## 読む文章
ちょっとおっかない顔つきのこの男は、ポーターのママドゥ。彼は英語を話さないのであんまり話ができませんでしたが、いろいろ世話を焼いてくれました。
ドゴンの家や倉庫の扉は木でできていますが、そうしたものには様々な装飾が施されています。
実はこうした彫刻にはドゴン族の神話の世界が表わされているようです。もっとも多いのは人ですが、これは実は創造神アンマが造った双子の精霊ノンモで、上と下では手の向きが異なります。
中段の右端に見えるのはワニで、これは陸と水の両方に住む力強い動物と考えられていて、神の化身で家や家人を守ってくれるとされているようです。
ちなみにマリの首都バマコはワニの住む所という意味だそうで、昔は本当にワニも住んでいたらしいです。
崖の下までやってきました。下から中腹の倉庫群を見るとこんなです。
この村にやって来た時、すぐには崖の中腹にある倉庫群に気付かなかったのですが、その理由はこの写真でわかると思います。倉庫は泥でできていて、その泥は土、すなわち崖の岩が細かくなったものであり、つまるところ倉庫群と崖とは同じ色なのです。

## ねらい
上の文章で「実はこうした彫刻には」から始まる段落を、主な事実を残して箇条書きにまとめてください。

## 記録された情報

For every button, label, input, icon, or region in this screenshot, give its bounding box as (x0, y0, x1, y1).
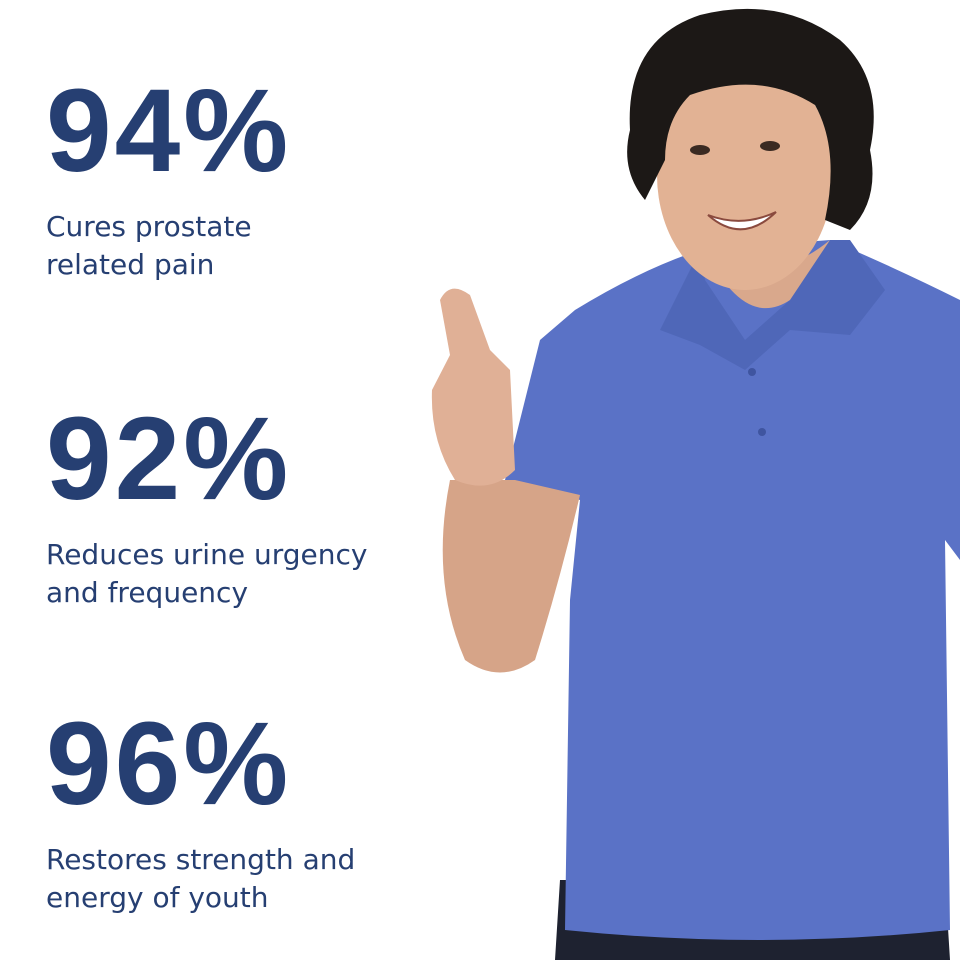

## 演習結果
・彫刻にはドゴン族の神話の世界が表わされているようだ
・もっとも多いのは人の姿である
・その人の姿は、創造神アンマが造った双子の精霊ノンモである
・上と下では手の向きが異なる